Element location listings
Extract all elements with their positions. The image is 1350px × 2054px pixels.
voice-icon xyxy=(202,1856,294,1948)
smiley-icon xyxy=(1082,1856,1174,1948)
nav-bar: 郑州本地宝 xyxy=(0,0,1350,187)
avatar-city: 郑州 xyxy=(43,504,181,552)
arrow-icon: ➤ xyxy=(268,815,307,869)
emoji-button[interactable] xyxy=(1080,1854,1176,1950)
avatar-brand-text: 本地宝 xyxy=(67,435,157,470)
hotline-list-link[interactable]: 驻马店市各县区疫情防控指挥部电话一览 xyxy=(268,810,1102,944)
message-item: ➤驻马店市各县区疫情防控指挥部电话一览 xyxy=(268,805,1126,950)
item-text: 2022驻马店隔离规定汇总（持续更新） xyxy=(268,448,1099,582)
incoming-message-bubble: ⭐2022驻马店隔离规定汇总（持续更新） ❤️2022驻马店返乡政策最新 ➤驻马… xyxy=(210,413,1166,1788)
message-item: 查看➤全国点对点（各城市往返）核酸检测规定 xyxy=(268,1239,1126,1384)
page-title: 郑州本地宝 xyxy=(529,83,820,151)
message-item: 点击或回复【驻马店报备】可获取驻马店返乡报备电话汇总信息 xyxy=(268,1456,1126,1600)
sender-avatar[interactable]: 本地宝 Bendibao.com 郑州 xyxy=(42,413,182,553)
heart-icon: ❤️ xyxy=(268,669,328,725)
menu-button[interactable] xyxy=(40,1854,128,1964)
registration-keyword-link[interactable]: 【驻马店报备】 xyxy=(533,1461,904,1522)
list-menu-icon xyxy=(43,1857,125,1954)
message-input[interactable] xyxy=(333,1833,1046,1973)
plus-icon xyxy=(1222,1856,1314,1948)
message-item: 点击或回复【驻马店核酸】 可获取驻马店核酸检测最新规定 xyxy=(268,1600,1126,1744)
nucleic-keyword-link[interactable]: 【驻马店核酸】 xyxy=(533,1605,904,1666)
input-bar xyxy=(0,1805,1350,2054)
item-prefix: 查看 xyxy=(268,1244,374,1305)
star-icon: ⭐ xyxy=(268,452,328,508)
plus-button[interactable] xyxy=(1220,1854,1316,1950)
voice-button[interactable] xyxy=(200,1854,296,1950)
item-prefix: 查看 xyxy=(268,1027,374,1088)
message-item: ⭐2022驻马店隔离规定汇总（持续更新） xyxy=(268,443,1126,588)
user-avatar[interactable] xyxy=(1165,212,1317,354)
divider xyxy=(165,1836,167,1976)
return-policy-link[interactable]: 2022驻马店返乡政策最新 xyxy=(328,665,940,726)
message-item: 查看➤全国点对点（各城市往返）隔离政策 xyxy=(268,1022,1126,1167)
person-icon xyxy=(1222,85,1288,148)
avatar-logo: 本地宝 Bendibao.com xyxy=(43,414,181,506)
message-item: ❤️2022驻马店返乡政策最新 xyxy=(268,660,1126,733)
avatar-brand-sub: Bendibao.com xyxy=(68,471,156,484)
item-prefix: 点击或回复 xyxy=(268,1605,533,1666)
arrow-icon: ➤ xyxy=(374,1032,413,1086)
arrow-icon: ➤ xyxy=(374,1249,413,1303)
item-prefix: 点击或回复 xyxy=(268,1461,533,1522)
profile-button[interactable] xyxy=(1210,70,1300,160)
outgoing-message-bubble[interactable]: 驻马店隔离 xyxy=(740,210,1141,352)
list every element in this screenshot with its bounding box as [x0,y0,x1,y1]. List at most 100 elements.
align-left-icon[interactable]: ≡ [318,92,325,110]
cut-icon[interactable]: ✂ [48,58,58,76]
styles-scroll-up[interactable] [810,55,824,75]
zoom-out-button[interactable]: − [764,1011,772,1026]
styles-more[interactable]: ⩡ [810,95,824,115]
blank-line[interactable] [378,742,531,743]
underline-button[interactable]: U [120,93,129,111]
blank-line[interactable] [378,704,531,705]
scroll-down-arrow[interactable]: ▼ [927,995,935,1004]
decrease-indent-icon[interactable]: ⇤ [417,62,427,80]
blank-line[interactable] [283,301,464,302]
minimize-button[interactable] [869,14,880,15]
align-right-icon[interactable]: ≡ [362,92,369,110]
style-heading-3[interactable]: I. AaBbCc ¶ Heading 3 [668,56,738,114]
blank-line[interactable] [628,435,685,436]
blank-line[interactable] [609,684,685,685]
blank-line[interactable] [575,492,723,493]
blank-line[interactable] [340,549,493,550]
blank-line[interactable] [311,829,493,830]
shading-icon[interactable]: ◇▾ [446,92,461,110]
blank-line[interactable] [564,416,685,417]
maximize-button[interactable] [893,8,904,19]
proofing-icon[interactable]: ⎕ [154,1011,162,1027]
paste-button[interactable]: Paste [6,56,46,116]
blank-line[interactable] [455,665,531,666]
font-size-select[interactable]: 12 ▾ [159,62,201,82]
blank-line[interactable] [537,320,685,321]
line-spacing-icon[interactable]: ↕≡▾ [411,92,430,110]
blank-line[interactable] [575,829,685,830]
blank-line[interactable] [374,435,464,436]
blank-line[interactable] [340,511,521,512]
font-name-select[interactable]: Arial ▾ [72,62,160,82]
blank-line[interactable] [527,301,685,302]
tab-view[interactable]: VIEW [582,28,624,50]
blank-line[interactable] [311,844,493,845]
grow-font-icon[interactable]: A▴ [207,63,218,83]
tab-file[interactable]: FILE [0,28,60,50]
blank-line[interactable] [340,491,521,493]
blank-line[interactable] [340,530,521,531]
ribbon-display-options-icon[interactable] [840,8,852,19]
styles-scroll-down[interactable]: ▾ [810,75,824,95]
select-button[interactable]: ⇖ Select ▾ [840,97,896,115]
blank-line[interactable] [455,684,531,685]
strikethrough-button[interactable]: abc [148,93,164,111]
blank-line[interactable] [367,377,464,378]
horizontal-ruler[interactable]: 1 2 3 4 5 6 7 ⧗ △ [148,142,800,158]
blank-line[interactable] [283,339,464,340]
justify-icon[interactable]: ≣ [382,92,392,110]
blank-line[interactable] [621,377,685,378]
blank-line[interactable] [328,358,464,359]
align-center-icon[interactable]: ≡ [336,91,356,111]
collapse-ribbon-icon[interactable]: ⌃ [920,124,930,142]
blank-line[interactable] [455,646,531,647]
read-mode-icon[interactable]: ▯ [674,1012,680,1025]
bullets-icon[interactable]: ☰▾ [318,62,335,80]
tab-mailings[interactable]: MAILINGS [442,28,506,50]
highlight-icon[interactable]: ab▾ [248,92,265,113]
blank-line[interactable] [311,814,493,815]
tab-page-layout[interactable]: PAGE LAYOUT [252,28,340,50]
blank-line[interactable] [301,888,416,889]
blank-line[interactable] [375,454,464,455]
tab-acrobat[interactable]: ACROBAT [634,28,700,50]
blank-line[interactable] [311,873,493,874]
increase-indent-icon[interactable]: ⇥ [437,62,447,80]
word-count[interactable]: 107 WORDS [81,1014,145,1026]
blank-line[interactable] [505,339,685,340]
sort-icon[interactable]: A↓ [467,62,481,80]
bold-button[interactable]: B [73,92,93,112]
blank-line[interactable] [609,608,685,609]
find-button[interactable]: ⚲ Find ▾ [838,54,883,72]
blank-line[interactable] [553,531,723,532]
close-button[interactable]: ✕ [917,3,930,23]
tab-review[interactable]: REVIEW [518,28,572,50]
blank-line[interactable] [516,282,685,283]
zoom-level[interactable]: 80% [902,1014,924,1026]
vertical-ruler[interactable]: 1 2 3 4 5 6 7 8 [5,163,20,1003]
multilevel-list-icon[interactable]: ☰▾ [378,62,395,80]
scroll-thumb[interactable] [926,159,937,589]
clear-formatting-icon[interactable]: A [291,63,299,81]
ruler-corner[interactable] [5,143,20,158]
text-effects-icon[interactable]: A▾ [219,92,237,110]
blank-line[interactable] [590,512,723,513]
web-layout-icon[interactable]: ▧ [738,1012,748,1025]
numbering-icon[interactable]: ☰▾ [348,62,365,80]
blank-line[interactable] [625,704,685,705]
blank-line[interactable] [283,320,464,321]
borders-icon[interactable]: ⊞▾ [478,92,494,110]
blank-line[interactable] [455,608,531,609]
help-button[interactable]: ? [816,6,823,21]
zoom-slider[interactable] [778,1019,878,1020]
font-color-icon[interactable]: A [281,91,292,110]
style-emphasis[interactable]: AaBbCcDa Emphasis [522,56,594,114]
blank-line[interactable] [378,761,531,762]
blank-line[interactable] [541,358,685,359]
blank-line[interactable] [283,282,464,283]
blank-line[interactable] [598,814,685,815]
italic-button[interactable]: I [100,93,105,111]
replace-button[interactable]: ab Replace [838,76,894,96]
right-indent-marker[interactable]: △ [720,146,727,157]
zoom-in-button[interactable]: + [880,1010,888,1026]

TASK STATEMENT:
Copy the listing above from its first line through the line containing "message-item: 点击或回复【驻马店核酸】 可获取驻马店核酸检测最新规定", substituting "驻马店本地宝" for "郑州本地宝" and leaving everything else unchanged.

FULL RESPONSE:
Extract all elements with their positions. The image is 1350px × 2054px pixels.
voice-icon xyxy=(202,1856,294,1948)
smiley-icon xyxy=(1082,1856,1174,1948)
nav-bar: 驻马店本地宝 xyxy=(0,0,1350,187)
avatar-city: 郑州 xyxy=(43,504,181,552)
arrow-icon: ➤ xyxy=(268,815,307,869)
emoji-button[interactable] xyxy=(1080,1854,1176,1950)
avatar-brand-text: 本地宝 xyxy=(67,435,157,470)
hotline-list-link[interactable]: 驻马店市各县区疫情防控指挥部电话一览 xyxy=(268,810,1102,944)
message-item: ➤驻马店市各县区疫情防控指挥部电话一览 xyxy=(268,805,1126,950)
item-text: 2022驻马店隔离规定汇总（持续更新） xyxy=(268,448,1099,582)
incoming-message-bubble: ⭐2022驻马店隔离规定汇总（持续更新） ❤️2022驻马店返乡政策最新 ➤驻马… xyxy=(210,413,1166,1788)
message-item: 查看➤全国点对点（各城市往返）核酸检测规定 xyxy=(268,1239,1126,1384)
page-title: 驻马店本地宝 xyxy=(529,83,820,151)
message-item: 点击或回复【驻马店报备】可获取驻马店返乡报备电话汇总信息 xyxy=(268,1456,1126,1600)
sender-avatar[interactable]: 本地宝 Bendibao.com 郑州 xyxy=(42,413,182,553)
heart-icon: ❤️ xyxy=(268,669,328,725)
menu-button[interactable] xyxy=(40,1854,128,1964)
registration-keyword-link[interactable]: 【驻马店报备】 xyxy=(533,1461,904,1522)
list-menu-icon xyxy=(43,1857,125,1954)
message-input[interactable] xyxy=(333,1833,1046,1973)
plus-icon xyxy=(1222,1856,1314,1948)
message-item: 点击或回复【驻马店核酸】 可获取驻马店核酸检测最新规定 xyxy=(268,1600,1126,1744)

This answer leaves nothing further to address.